• **WHAT IS EXPECTED**:
All of the data should be output character for character, except the pictures.

(Recorded data)
★ ★ ★ ★ ★

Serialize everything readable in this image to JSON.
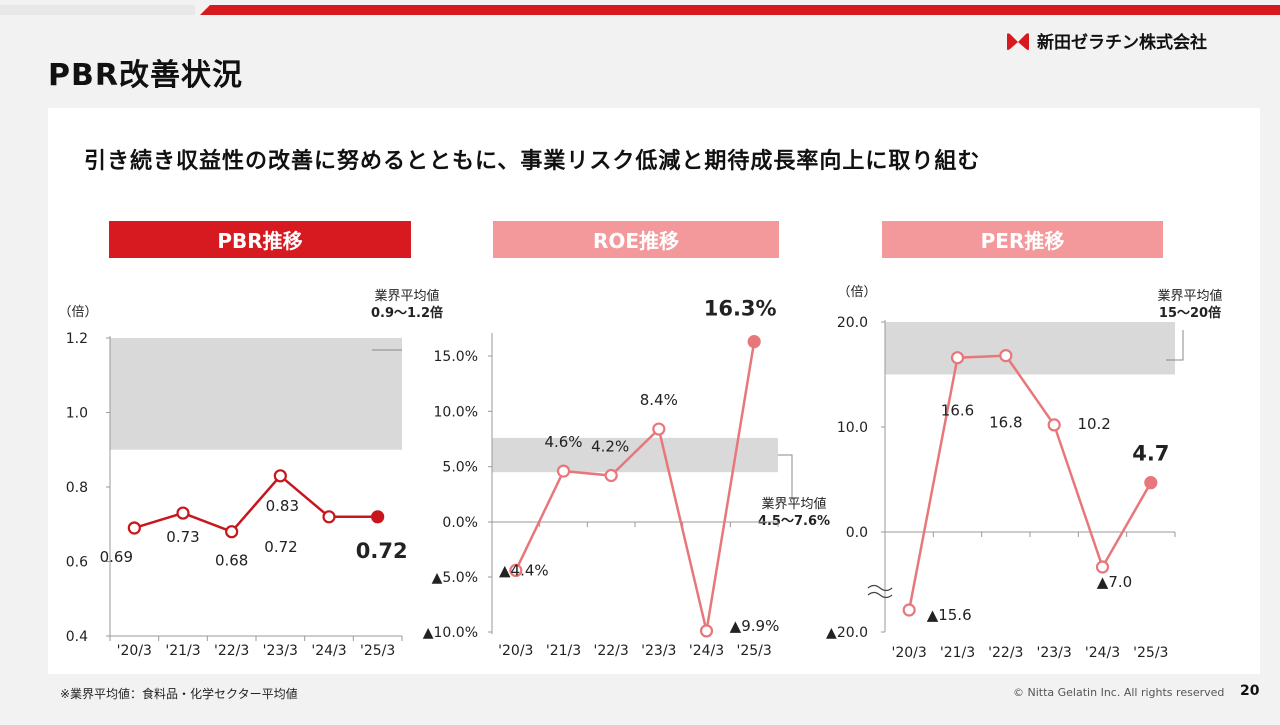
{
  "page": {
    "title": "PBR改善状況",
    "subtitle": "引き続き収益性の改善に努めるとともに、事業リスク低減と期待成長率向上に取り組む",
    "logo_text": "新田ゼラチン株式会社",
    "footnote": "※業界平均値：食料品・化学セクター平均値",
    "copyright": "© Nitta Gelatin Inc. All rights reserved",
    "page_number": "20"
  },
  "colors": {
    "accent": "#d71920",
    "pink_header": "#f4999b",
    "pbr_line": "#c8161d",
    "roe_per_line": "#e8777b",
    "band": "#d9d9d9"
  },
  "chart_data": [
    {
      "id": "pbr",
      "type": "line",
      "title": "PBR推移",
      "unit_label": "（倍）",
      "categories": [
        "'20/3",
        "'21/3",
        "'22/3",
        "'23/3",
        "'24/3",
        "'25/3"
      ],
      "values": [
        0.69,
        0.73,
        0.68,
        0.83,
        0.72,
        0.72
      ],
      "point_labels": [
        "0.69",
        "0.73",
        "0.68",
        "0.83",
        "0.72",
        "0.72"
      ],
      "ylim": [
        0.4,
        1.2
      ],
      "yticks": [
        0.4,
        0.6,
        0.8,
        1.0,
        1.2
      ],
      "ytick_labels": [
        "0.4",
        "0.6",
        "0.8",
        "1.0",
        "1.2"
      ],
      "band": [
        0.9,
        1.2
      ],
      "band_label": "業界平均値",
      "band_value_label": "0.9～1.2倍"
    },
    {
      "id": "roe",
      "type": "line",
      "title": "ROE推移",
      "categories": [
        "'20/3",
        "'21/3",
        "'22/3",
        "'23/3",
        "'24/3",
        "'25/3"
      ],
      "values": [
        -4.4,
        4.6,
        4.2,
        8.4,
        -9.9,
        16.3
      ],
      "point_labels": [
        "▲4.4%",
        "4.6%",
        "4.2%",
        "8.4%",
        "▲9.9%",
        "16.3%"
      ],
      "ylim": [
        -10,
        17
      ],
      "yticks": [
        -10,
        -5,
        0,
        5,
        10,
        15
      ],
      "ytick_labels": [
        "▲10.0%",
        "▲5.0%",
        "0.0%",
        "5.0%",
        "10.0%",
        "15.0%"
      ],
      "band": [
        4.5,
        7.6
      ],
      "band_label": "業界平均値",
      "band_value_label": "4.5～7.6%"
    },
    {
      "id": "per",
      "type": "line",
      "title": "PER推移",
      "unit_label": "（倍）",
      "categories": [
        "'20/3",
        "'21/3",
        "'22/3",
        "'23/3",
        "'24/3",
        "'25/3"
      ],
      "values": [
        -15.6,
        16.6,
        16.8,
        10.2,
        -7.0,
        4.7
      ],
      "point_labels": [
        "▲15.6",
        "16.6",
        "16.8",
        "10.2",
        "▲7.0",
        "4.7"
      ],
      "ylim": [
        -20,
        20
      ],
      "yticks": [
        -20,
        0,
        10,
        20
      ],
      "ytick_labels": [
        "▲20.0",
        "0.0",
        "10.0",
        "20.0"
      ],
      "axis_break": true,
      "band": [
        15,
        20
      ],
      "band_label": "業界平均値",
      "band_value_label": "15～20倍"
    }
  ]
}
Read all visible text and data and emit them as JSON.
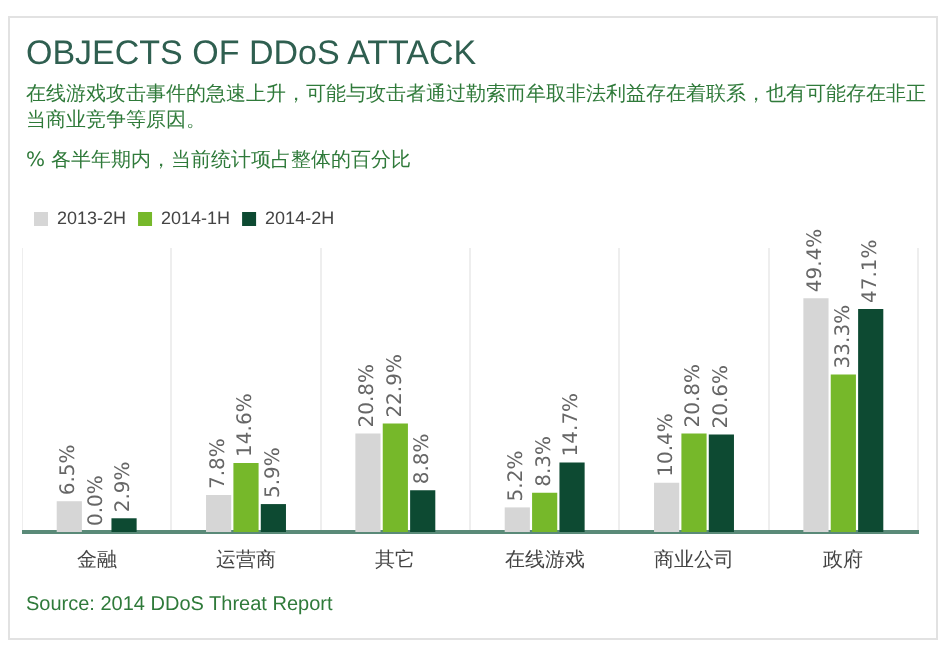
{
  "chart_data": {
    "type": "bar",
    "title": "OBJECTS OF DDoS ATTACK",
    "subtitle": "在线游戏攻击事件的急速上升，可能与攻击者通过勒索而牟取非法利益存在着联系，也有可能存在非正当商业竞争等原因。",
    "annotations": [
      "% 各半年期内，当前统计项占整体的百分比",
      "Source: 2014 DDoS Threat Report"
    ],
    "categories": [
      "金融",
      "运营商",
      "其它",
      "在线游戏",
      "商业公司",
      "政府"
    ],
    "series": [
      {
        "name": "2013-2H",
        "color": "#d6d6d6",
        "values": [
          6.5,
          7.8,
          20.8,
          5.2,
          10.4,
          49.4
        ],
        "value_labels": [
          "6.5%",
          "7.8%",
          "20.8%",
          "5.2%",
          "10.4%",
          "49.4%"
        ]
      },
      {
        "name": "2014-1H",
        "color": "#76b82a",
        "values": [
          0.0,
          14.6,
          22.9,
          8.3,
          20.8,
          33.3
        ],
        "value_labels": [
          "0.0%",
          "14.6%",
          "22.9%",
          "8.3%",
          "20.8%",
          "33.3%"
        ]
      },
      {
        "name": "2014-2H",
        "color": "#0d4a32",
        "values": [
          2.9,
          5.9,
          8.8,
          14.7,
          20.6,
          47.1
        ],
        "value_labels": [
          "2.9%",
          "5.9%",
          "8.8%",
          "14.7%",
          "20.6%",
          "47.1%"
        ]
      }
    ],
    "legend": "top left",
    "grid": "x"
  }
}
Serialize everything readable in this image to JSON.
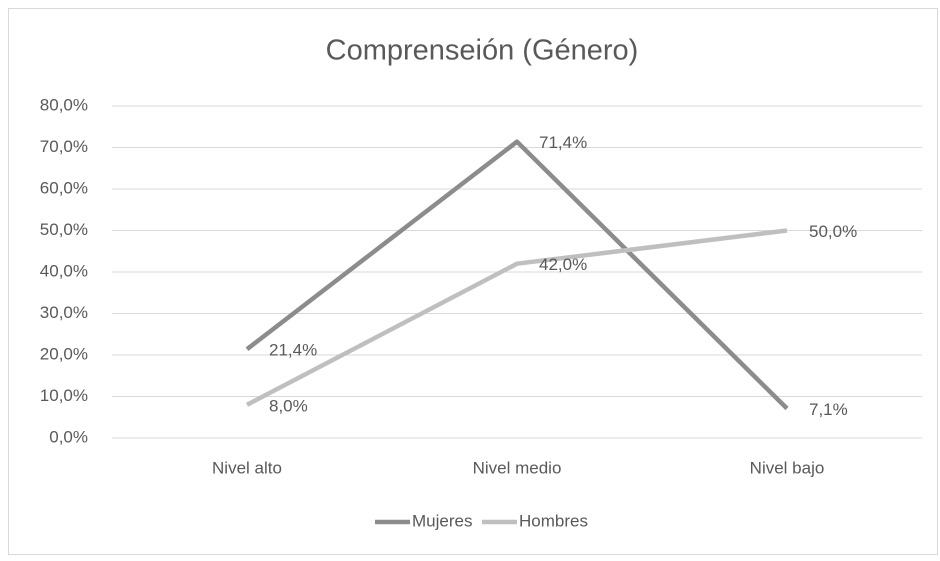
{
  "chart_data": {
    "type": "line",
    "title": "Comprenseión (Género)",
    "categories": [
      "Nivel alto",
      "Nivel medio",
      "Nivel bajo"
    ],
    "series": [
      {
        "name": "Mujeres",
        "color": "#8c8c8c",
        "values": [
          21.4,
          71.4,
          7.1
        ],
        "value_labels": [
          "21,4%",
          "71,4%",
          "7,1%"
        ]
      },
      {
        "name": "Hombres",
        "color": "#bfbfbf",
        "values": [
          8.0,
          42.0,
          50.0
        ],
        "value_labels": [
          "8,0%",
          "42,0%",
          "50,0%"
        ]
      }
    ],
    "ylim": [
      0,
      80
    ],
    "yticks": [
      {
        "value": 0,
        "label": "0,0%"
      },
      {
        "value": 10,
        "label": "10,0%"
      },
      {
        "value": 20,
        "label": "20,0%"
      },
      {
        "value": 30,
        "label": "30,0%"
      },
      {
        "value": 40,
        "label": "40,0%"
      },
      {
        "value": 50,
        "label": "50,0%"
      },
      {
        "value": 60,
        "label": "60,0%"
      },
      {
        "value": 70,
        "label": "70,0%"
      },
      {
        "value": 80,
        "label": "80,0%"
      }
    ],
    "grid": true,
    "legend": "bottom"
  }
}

★ ★ ★ ★ ★

• **ANSWER TO THIS TASK**:
Serialize everything readable in this image to JSON.
{
  "page": {
    "title": "PBR改善状況",
    "subtitle": "引き続き収益性の改善に努めるとともに、事業リスク低減と期待成長率向上に取り組む",
    "logo_text": "新田ゼラチン株式会社",
    "footnote": "※業界平均値：食料品・化学セクター平均値",
    "copyright": "© Nitta Gelatin Inc. All rights reserved",
    "page_number": "20"
  },
  "colors": {
    "accent": "#d71920",
    "pink_header": "#f4999b",
    "pbr_line": "#c8161d",
    "roe_per_line": "#e8777b",
    "band": "#d9d9d9"
  },
  "chart_data": [
    {
      "id": "pbr",
      "type": "line",
      "title": "PBR推移",
      "unit_label": "（倍）",
      "categories": [
        "'20/3",
        "'21/3",
        "'22/3",
        "'23/3",
        "'24/3",
        "'25/3"
      ],
      "values": [
        0.69,
        0.73,
        0.68,
        0.83,
        0.72,
        0.72
      ],
      "point_labels": [
        "0.69",
        "0.73",
        "0.68",
        "0.83",
        "0.72",
        "0.72"
      ],
      "ylim": [
        0.4,
        1.2
      ],
      "yticks": [
        0.4,
        0.6,
        0.8,
        1.0,
        1.2
      ],
      "ytick_labels": [
        "0.4",
        "0.6",
        "0.8",
        "1.0",
        "1.2"
      ],
      "band": [
        0.9,
        1.2
      ],
      "band_label": "業界平均値",
      "band_value_label": "0.9～1.2倍"
    },
    {
      "id": "roe",
      "type": "line",
      "title": "ROE推移",
      "categories": [
        "'20/3",
        "'21/3",
        "'22/3",
        "'23/3",
        "'24/3",
        "'25/3"
      ],
      "values": [
        -4.4,
        4.6,
        4.2,
        8.4,
        -9.9,
        16.3
      ],
      "point_labels": [
        "▲4.4%",
        "4.6%",
        "4.2%",
        "8.4%",
        "▲9.9%",
        "16.3%"
      ],
      "ylim": [
        -10,
        17
      ],
      "yticks": [
        -10,
        -5,
        0,
        5,
        10,
        15
      ],
      "ytick_labels": [
        "▲10.0%",
        "▲5.0%",
        "0.0%",
        "5.0%",
        "10.0%",
        "15.0%"
      ],
      "band": [
        4.5,
        7.6
      ],
      "band_label": "業界平均値",
      "band_value_label": "4.5～7.6%"
    },
    {
      "id": "per",
      "type": "line",
      "title": "PER推移",
      "unit_label": "（倍）",
      "categories": [
        "'20/3",
        "'21/3",
        "'22/3",
        "'23/3",
        "'24/3",
        "'25/3"
      ],
      "values": [
        -15.6,
        16.6,
        16.8,
        10.2,
        -7.0,
        4.7
      ],
      "point_labels": [
        "▲15.6",
        "16.6",
        "16.8",
        "10.2",
        "▲7.0",
        "4.7"
      ],
      "ylim": [
        -20,
        20
      ],
      "yticks": [
        -20,
        0,
        10,
        20
      ],
      "ytick_labels": [
        "▲20.0",
        "0.0",
        "10.0",
        "20.0"
      ],
      "axis_break": true,
      "band": [
        15,
        20
      ],
      "band_label": "業界平均値",
      "band_value_label": "15～20倍"
    }
  ]
}
Read all visible text and data and emit them as JSON.
{
  "chart_data": {
    "type": "bar",
    "title": "OBJECTS OF DDoS ATTACK",
    "subtitle": "在线游戏攻击事件的急速上升，可能与攻击者通过勒索而牟取非法利益存在着联系，也有可能存在非正当商业竞争等原因。",
    "annotations": [
      "% 各半年期内，当前统计项占整体的百分比",
      "Source: 2014 DDoS Threat Report"
    ],
    "categories": [
      "金融",
      "运营商",
      "其它",
      "在线游戏",
      "商业公司",
      "政府"
    ],
    "series": [
      {
        "name": "2013-2H",
        "color": "#d6d6d6",
        "values": [
          6.5,
          7.8,
          20.8,
          5.2,
          10.4,
          49.4
        ],
        "value_labels": [
          "6.5%",
          "7.8%",
          "20.8%",
          "5.2%",
          "10.4%",
          "49.4%"
        ]
      },
      {
        "name": "2014-1H",
        "color": "#76b82a",
        "values": [
          0.0,
          14.6,
          22.9,
          8.3,
          20.8,
          33.3
        ],
        "value_labels": [
          "0.0%",
          "14.6%",
          "22.9%",
          "8.3%",
          "20.8%",
          "33.3%"
        ]
      },
      {
        "name": "2014-2H",
        "color": "#0d4a32",
        "values": [
          2.9,
          5.9,
          8.8,
          14.7,
          20.6,
          47.1
        ],
        "value_labels": [
          "2.9%",
          "5.9%",
          "8.8%",
          "14.7%",
          "20.6%",
          "47.1%"
        ]
      }
    ],
    "legend": "top left",
    "grid": "x"
  }
}
Serialize everything readable in this image to JSON.
{
  "chart_data": {
    "type": "line",
    "title": "Comprenseión (Género)",
    "categories": [
      "Nivel alto",
      "Nivel medio",
      "Nivel bajo"
    ],
    "series": [
      {
        "name": "Mujeres",
        "color": "#8c8c8c",
        "values": [
          21.4,
          71.4,
          7.1
        ],
        "value_labels": [
          "21,4%",
          "71,4%",
          "7,1%"
        ]
      },
      {
        "name": "Hombres",
        "color": "#bfbfbf",
        "values": [
          8.0,
          42.0,
          50.0
        ],
        "value_labels": [
          "8,0%",
          "42,0%",
          "50,0%"
        ]
      }
    ],
    "ylim": [
      0,
      80
    ],
    "yticks": [
      {
        "value": 0,
        "label": "0,0%"
      },
      {
        "value": 10,
        "label": "10,0%"
      },
      {
        "value": 20,
        "label": "20,0%"
      },
      {
        "value": 30,
        "label": "30,0%"
      },
      {
        "value": 40,
        "label": "40,0%"
      },
      {
        "value": 50,
        "label": "50,0%"
      },
      {
        "value": 60,
        "label": "60,0%"
      },
      {
        "value": 70,
        "label": "70,0%"
      },
      {
        "value": 80,
        "label": "80,0%"
      }
    ],
    "grid": true,
    "legend": "bottom"
  }
}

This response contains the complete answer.